> _THE TASK_
Identify every line in the records below that contains the word "בעיגולא", and reproduce each one.

> _DATA TO USE_
══════════════════════════════

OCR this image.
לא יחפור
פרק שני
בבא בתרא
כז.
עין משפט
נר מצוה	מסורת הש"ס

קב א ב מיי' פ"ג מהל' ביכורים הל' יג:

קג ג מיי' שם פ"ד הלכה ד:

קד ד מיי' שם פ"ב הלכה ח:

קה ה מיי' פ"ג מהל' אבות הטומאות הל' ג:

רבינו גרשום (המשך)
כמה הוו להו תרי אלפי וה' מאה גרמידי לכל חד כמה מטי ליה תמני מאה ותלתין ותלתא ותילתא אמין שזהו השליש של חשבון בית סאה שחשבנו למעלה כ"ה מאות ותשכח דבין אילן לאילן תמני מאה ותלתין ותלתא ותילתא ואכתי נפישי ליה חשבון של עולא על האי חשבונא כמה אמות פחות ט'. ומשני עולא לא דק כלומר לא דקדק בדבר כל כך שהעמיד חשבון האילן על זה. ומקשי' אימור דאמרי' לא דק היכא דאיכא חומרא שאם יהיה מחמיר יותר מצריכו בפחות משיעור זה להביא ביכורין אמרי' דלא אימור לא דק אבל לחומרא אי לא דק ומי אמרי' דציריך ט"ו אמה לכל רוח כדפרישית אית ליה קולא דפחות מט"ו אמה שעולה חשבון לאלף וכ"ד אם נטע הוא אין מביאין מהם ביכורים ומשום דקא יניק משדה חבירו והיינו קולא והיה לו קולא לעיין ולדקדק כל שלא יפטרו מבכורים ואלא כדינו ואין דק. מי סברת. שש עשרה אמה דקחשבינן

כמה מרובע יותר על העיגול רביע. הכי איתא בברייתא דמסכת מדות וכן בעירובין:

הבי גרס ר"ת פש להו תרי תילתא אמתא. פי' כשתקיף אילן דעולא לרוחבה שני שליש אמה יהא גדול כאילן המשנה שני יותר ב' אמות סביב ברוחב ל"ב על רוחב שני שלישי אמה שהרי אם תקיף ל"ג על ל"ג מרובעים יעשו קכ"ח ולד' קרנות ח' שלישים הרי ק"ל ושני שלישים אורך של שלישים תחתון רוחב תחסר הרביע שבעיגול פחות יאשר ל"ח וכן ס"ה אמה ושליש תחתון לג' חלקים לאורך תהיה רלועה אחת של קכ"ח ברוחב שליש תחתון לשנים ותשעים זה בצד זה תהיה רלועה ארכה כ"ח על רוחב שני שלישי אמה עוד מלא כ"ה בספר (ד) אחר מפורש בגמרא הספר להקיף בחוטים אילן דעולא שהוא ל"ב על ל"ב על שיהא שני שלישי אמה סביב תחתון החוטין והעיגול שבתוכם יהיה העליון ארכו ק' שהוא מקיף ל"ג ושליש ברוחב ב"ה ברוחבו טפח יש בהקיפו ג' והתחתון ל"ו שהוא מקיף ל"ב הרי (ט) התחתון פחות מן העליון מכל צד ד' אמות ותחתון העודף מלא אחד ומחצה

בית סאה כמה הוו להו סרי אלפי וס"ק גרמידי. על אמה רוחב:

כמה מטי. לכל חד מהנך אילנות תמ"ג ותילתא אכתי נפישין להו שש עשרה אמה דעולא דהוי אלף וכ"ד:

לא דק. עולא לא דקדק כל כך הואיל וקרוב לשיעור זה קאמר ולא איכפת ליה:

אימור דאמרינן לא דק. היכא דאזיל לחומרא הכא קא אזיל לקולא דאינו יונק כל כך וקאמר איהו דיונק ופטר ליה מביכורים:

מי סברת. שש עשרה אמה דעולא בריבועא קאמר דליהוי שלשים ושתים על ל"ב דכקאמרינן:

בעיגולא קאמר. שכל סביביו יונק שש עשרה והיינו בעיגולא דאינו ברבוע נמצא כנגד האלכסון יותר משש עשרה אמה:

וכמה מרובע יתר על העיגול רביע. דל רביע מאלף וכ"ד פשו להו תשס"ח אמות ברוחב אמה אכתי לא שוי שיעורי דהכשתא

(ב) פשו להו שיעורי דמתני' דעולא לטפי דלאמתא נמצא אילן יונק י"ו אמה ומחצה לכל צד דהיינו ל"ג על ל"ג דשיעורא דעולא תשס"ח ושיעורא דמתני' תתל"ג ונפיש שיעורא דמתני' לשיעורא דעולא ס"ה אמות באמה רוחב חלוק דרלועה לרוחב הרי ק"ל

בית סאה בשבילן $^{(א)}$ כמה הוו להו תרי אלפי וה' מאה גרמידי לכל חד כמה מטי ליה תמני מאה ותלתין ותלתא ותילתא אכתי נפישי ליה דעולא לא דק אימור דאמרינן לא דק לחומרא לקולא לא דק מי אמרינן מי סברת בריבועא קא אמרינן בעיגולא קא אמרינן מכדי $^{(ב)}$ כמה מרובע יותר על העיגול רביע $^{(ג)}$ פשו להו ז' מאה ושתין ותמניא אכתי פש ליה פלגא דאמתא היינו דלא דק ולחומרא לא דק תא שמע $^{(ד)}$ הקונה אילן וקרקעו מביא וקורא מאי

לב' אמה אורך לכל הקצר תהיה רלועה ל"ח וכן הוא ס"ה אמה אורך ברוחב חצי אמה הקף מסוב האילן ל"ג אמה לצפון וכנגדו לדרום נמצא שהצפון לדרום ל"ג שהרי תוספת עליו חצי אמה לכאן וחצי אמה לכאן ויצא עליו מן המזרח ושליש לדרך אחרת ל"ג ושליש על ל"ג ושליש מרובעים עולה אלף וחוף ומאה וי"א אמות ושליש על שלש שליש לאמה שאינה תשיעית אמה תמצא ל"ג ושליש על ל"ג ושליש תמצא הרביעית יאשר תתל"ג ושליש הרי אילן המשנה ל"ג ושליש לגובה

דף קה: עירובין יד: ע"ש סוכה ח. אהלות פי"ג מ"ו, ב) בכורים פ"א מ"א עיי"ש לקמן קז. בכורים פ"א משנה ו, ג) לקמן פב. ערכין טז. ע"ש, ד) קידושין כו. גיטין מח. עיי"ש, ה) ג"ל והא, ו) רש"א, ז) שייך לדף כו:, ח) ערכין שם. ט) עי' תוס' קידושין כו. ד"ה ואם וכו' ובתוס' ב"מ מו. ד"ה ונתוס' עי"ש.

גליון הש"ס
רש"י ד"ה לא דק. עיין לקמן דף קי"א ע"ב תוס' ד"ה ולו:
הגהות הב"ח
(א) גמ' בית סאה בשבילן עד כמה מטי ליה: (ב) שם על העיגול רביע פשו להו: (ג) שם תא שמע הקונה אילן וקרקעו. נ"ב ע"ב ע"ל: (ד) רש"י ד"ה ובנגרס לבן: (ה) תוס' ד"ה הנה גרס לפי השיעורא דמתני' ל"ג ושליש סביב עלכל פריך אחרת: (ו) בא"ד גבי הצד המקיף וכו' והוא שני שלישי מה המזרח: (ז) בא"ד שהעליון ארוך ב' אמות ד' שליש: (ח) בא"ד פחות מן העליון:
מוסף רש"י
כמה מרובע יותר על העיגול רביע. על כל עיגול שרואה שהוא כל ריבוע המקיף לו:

══════════════════════════════

> _FINISHED ANSWER_
בעיגולא קאמר. שכל סביביו יונק שש עשרה והיינו בעיגולא דאינו ברבוע נמצא כנגד האלכסון יותר משש עשרה אמה:
בית סאה בשבילן $^{(א)}$ כמה הוו להו תרי אלפי וה' מאה גרמידי לכל חד כמה מטי ליה תמני מאה ותלתין ותלתא ותילתא אכתי נפישי ליה דעולא לא דק אימור דאמרינן לא דק לחומרא לקולא לא דק מי אמרינן מי סברת בריבועא קא אמרינן בעיגולא קא אמרינן מכדי $^{(ב)}$ כמה מרובע יותר על העיגול רביע $^{(ג)}$ פשו להו ז' מאה ושתין ותמניא אכתי פש ליה פלגא דאמתא היינו דלא דק ולחומרא לא דק תא שמע $^{(ד)}$ הקונה אילן וקרקעו מביא וקורא מאי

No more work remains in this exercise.